DIRECTIONS FOR THIS TASK:
A line counts if it contains the string "sauce"; say how many such lines there are, giving only the number.
--- start DATASET EXCERPTS ---
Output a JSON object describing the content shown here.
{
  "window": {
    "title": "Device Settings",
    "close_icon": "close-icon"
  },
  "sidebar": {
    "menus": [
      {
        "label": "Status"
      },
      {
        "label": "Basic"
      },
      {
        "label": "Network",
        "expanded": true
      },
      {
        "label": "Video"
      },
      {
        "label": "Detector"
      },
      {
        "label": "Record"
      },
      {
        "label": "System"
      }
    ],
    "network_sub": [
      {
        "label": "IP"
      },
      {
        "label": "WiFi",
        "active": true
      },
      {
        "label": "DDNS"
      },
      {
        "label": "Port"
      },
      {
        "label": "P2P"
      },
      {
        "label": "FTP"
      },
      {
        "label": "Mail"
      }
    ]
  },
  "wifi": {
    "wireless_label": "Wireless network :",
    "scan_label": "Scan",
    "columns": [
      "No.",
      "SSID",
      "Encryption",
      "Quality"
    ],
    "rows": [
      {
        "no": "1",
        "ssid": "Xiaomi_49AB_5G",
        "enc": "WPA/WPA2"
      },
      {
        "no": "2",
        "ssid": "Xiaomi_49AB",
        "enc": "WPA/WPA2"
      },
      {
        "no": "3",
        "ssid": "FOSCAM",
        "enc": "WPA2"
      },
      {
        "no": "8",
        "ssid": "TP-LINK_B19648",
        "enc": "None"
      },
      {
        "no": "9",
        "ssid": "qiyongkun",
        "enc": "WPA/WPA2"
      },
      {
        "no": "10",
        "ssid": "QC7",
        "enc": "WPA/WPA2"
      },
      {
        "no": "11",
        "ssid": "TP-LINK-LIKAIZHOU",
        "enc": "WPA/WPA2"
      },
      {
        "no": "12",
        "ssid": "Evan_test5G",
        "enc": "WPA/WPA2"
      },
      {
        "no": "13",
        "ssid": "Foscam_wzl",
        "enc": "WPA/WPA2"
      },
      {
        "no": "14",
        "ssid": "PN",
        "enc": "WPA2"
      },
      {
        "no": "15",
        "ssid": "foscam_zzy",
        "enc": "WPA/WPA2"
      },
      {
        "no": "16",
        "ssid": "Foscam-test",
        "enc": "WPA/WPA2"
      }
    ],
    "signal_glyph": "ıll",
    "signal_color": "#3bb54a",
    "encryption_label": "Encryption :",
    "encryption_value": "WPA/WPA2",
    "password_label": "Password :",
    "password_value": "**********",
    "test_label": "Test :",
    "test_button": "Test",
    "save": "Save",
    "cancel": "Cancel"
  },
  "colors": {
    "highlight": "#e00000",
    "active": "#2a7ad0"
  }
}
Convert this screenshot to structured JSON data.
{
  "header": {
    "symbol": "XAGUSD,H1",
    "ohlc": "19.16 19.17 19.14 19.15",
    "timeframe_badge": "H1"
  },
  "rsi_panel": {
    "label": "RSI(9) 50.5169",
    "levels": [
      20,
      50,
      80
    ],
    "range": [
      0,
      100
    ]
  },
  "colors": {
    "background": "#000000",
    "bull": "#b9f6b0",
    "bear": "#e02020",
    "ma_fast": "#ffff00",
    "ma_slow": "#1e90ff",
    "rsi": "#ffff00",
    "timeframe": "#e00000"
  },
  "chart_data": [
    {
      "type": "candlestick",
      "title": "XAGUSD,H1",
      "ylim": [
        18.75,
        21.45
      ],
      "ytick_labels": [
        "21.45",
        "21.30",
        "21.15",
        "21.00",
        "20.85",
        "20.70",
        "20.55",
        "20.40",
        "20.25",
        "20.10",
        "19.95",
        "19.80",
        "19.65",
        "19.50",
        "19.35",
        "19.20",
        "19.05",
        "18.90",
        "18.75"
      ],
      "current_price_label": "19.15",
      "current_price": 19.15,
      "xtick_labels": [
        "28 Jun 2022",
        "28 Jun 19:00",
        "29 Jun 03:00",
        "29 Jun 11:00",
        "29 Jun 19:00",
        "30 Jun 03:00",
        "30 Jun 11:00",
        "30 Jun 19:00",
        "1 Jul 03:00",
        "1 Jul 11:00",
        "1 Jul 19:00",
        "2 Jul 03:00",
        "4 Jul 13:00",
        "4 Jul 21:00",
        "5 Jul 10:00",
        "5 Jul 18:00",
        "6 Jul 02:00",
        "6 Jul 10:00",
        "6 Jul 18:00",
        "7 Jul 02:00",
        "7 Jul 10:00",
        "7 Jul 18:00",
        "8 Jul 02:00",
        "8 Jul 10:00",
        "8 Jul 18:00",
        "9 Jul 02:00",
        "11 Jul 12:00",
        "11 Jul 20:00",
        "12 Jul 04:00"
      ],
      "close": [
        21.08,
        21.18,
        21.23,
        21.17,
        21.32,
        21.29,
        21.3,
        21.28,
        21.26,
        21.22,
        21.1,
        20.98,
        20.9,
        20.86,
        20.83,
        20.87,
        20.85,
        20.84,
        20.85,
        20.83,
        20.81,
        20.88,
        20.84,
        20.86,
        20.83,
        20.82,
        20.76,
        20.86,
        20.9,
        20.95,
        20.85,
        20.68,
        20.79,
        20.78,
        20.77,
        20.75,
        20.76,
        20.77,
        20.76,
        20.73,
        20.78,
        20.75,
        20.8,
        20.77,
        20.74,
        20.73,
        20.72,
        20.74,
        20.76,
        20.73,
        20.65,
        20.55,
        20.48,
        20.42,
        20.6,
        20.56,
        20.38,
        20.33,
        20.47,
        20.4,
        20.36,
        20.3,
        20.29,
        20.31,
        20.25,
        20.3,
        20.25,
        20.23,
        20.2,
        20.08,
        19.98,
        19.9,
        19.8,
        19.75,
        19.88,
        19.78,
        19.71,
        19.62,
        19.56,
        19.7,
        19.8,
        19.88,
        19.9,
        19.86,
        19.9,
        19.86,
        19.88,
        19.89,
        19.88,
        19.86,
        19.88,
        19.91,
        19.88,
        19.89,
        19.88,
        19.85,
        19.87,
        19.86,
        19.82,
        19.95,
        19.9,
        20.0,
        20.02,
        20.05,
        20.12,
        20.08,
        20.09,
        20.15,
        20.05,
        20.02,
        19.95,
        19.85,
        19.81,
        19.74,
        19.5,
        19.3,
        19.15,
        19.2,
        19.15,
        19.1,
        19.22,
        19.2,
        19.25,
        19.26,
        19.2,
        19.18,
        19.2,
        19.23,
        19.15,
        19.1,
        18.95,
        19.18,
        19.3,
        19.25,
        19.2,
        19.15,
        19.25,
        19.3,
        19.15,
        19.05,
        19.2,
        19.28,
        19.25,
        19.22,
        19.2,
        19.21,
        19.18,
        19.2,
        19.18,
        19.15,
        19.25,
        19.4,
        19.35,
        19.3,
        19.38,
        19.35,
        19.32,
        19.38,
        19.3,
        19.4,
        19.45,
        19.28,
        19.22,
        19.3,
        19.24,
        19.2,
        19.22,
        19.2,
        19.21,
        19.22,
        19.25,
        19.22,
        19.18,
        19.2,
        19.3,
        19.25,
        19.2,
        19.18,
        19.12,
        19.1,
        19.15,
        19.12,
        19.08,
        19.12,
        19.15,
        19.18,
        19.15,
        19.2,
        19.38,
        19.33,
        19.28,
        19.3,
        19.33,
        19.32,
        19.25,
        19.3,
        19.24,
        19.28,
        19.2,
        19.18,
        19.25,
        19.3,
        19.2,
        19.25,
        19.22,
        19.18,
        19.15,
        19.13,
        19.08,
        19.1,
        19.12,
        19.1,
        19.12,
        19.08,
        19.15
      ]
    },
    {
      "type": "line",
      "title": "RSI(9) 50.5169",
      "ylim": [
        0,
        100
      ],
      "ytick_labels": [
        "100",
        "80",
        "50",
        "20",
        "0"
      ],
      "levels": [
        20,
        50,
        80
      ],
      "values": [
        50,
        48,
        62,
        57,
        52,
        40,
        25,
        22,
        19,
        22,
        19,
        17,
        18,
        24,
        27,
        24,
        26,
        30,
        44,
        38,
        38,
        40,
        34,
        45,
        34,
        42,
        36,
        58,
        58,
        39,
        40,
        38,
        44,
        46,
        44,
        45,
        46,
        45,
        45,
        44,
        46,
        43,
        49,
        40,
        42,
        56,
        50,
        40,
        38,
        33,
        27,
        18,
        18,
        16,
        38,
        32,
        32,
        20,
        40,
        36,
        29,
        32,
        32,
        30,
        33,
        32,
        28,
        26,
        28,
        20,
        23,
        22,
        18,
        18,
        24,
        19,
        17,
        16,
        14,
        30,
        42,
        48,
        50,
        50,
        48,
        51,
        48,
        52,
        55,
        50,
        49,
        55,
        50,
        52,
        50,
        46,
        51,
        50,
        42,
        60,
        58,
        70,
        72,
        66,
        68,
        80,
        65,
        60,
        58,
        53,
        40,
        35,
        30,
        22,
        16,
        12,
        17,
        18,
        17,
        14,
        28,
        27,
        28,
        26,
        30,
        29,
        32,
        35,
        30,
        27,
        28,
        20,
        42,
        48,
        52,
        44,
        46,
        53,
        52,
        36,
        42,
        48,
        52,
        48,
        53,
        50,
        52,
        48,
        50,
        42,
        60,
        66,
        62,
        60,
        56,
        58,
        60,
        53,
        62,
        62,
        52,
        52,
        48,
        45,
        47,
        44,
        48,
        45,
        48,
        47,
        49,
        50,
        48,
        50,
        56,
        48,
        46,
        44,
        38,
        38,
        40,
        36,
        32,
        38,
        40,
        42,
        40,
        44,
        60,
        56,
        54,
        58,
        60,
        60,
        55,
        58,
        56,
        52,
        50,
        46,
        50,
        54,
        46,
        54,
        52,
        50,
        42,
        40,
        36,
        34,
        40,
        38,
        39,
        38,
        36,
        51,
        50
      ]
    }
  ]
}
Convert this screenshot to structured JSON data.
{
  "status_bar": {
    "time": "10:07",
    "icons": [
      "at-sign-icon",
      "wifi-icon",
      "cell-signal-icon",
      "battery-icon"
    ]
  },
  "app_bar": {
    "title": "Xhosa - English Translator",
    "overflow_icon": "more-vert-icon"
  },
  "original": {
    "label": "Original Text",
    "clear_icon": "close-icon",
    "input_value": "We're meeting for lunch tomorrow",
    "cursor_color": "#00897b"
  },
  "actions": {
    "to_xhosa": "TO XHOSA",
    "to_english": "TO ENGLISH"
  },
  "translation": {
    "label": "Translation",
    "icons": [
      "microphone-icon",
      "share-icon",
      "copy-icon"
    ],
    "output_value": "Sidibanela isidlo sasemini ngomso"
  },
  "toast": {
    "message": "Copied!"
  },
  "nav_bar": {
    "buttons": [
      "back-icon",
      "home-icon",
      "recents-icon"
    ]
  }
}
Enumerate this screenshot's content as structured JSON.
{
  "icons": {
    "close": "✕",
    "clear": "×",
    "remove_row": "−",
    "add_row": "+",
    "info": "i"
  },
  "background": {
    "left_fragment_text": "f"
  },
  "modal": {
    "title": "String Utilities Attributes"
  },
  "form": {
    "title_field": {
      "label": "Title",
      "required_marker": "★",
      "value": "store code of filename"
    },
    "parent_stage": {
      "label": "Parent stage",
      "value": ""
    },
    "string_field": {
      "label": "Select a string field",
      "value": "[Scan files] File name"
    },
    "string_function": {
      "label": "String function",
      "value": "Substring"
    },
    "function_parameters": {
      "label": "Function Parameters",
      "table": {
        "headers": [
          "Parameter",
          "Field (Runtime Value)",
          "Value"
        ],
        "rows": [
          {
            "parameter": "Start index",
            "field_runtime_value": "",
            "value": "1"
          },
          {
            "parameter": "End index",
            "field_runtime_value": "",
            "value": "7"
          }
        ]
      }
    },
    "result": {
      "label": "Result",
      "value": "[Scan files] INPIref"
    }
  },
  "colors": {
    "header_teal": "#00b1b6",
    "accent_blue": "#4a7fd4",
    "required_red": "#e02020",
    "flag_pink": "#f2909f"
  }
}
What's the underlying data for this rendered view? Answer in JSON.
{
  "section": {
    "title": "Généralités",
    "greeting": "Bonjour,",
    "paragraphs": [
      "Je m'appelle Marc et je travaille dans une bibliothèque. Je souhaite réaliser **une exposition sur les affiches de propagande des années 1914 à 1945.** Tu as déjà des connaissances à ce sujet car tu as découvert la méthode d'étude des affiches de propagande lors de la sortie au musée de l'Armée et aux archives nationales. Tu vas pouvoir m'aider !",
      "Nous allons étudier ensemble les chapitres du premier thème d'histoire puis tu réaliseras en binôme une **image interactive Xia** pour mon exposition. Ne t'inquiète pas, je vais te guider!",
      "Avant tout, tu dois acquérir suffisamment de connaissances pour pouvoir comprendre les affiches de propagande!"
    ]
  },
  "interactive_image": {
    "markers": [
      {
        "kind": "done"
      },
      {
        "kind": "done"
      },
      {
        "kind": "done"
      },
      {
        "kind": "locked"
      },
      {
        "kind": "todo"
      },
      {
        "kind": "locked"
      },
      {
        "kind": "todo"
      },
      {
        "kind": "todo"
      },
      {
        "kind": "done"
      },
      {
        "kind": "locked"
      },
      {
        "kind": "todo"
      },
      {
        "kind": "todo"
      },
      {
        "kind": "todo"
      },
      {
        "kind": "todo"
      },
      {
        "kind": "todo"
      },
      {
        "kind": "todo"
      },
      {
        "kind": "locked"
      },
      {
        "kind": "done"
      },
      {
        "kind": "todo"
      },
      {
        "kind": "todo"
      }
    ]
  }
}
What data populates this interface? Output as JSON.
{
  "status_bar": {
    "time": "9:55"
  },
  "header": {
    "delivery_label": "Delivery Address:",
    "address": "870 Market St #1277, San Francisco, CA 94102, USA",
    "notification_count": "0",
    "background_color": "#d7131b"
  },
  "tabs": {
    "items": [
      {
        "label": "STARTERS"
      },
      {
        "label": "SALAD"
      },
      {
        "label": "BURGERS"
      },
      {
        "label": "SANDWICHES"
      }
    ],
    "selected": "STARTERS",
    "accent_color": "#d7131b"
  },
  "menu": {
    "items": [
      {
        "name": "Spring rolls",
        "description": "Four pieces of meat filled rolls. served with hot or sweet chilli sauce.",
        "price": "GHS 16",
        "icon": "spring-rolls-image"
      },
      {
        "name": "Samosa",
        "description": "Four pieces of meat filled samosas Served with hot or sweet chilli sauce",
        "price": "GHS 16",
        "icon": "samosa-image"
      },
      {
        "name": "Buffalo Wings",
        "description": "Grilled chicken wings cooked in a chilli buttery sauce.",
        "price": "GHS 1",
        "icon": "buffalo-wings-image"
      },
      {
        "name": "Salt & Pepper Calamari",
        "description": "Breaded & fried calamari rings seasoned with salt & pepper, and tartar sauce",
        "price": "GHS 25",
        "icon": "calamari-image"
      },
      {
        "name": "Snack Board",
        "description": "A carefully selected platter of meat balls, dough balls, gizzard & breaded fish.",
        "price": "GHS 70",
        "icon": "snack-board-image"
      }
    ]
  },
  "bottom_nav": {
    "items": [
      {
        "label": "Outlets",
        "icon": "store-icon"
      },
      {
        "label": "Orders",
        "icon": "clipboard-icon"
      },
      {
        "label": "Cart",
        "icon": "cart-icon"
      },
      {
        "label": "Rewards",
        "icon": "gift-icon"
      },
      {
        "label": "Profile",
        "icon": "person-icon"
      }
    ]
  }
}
--- end DATASET EXCERPTS ---
FINAL RESULT:
4